Stated task :: Among the entries, which lines carry the string "name"? Copy each of them.

Dataset extract ::
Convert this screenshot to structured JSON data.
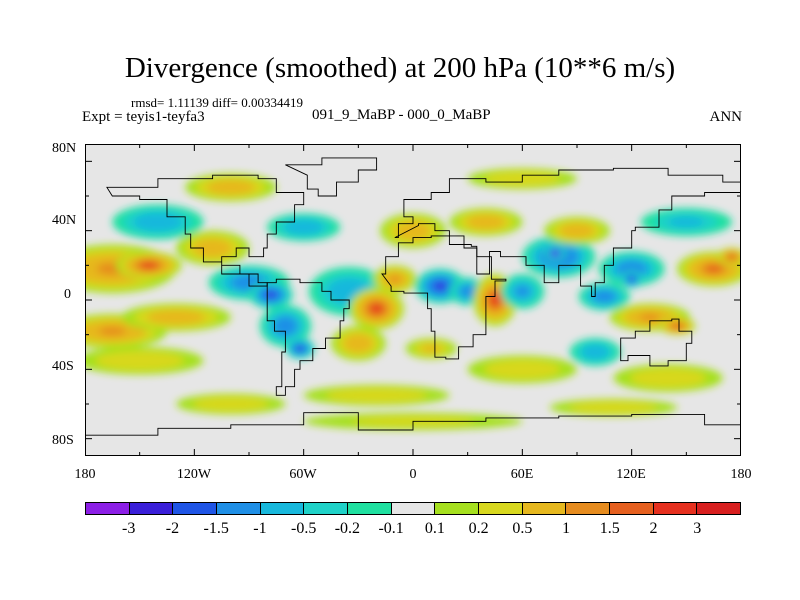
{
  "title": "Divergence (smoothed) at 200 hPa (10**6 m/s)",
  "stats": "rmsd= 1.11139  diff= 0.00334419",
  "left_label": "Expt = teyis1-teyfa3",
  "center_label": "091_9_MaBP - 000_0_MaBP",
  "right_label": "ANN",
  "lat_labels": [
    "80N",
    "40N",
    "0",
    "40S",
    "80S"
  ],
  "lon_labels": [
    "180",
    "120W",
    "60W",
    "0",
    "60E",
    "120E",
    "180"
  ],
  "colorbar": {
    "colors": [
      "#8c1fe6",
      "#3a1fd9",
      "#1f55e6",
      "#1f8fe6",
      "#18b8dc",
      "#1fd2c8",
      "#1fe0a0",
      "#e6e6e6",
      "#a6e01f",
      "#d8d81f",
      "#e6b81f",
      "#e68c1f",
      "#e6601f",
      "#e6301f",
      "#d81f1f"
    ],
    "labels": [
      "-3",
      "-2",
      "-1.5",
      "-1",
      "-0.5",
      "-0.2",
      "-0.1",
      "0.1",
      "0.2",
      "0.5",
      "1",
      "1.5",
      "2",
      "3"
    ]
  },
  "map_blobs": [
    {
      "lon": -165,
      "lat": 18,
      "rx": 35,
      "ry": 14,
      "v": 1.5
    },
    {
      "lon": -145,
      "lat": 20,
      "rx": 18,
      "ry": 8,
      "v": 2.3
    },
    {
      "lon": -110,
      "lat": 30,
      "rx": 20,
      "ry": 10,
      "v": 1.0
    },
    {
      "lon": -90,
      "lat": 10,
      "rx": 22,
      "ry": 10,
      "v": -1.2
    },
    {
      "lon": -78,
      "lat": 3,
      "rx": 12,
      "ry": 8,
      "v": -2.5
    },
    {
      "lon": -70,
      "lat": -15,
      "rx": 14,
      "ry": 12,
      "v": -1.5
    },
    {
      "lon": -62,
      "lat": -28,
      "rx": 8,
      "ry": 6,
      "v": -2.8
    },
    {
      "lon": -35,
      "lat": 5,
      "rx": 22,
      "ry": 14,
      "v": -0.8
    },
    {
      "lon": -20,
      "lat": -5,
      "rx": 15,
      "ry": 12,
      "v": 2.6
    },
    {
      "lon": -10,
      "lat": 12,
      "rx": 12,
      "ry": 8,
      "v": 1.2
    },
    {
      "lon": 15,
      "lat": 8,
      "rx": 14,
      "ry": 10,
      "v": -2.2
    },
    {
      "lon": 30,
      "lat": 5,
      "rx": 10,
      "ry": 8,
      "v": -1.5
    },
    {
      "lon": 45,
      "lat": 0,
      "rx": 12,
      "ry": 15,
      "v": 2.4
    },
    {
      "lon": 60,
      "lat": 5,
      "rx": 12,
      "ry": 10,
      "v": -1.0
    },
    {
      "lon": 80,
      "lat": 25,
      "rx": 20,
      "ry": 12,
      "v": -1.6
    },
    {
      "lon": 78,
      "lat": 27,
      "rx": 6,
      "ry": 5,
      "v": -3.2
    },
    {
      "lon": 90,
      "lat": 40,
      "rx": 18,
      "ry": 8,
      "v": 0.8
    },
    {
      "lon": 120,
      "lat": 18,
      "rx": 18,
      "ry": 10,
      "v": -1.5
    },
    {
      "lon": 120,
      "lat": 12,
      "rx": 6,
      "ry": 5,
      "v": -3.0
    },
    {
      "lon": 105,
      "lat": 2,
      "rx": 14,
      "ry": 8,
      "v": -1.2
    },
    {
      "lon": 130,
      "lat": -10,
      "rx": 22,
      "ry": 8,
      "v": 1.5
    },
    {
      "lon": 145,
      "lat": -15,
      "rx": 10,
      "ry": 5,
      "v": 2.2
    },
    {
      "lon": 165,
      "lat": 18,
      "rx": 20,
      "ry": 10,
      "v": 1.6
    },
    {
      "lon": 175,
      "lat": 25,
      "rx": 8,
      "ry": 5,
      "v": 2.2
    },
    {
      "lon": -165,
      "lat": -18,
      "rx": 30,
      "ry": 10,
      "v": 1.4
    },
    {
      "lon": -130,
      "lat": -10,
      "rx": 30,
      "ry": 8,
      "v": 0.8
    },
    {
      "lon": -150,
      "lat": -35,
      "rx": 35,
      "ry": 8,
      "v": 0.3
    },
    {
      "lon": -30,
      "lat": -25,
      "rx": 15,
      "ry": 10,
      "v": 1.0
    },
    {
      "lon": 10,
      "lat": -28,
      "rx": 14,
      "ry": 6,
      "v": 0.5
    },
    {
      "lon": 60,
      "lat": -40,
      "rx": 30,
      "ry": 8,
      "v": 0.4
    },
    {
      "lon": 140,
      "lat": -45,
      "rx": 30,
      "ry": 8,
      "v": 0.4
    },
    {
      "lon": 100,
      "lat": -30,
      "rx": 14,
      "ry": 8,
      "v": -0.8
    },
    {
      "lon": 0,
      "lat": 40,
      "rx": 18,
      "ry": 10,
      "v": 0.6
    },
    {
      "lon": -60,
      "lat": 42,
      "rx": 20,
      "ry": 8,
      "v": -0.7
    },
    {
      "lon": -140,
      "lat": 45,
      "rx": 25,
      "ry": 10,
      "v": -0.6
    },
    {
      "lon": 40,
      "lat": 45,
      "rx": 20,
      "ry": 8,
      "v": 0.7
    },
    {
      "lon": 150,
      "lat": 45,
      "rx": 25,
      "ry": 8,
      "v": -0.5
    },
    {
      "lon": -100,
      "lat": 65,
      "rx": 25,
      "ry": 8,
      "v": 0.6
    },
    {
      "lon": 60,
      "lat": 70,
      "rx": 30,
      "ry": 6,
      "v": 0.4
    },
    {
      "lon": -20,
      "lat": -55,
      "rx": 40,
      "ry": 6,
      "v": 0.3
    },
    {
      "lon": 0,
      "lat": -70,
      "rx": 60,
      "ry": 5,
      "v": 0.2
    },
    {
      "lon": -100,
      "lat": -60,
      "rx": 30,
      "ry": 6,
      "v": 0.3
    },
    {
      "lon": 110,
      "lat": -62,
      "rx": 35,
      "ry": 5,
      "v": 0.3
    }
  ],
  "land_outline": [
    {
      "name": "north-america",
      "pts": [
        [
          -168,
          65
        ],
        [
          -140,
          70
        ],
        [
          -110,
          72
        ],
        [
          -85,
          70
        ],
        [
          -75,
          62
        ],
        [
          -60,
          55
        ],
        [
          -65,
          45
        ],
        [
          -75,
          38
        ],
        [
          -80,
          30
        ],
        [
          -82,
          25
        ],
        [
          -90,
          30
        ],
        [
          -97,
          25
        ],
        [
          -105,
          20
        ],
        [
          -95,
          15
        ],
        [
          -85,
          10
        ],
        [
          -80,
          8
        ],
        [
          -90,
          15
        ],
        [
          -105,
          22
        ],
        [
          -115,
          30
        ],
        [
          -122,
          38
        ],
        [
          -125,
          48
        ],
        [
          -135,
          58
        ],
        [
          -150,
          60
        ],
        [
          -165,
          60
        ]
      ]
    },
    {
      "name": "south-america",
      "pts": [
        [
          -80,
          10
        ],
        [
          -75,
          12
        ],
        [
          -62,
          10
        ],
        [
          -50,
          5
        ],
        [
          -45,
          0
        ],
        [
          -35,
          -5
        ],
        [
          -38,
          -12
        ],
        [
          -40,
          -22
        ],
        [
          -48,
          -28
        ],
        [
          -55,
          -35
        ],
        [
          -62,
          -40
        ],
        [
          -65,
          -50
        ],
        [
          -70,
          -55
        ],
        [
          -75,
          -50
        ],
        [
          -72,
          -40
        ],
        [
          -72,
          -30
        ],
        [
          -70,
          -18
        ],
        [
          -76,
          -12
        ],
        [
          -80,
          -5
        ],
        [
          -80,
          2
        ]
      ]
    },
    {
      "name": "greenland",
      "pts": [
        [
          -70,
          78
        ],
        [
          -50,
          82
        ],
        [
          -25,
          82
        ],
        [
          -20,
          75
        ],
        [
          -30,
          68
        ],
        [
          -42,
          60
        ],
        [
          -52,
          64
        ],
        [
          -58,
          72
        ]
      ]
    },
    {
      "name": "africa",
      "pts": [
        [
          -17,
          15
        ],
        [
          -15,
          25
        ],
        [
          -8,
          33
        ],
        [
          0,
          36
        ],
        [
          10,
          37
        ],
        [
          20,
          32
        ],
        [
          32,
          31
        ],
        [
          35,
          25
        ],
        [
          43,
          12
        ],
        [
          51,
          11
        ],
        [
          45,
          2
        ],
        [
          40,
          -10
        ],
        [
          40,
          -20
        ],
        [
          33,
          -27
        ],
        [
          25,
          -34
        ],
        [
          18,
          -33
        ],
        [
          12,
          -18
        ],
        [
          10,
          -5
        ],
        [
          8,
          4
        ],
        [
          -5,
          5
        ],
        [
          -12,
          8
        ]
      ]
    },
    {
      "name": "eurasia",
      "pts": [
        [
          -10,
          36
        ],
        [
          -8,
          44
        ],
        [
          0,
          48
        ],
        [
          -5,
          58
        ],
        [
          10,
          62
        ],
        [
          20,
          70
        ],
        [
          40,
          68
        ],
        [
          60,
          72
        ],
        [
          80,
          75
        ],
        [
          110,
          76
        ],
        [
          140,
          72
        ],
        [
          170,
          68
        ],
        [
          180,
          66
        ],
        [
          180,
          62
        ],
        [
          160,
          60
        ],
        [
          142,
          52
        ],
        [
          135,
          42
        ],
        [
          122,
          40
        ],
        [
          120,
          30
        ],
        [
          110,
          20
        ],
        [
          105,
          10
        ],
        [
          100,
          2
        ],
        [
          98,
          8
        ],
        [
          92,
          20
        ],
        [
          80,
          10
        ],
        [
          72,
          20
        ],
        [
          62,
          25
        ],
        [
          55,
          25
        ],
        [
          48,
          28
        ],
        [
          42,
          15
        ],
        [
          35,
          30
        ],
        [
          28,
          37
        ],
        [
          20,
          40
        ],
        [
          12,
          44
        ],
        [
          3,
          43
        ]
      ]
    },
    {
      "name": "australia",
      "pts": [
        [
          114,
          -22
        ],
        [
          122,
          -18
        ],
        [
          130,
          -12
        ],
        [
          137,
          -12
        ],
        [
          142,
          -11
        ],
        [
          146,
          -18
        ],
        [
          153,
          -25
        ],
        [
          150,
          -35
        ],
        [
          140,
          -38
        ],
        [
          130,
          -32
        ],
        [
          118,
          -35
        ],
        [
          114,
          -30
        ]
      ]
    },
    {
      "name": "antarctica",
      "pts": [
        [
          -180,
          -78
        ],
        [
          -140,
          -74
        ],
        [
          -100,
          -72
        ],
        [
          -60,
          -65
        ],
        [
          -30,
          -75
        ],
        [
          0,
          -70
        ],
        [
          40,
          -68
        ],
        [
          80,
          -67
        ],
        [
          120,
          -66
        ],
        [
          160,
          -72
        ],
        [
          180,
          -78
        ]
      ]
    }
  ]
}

Written reply ::
      "name": "north-america",
      "name": "south-america",
      "name": "greenland",
      "name": "africa",
      "name": "eurasia",
      "name": "australia",
      "name": "antarctica",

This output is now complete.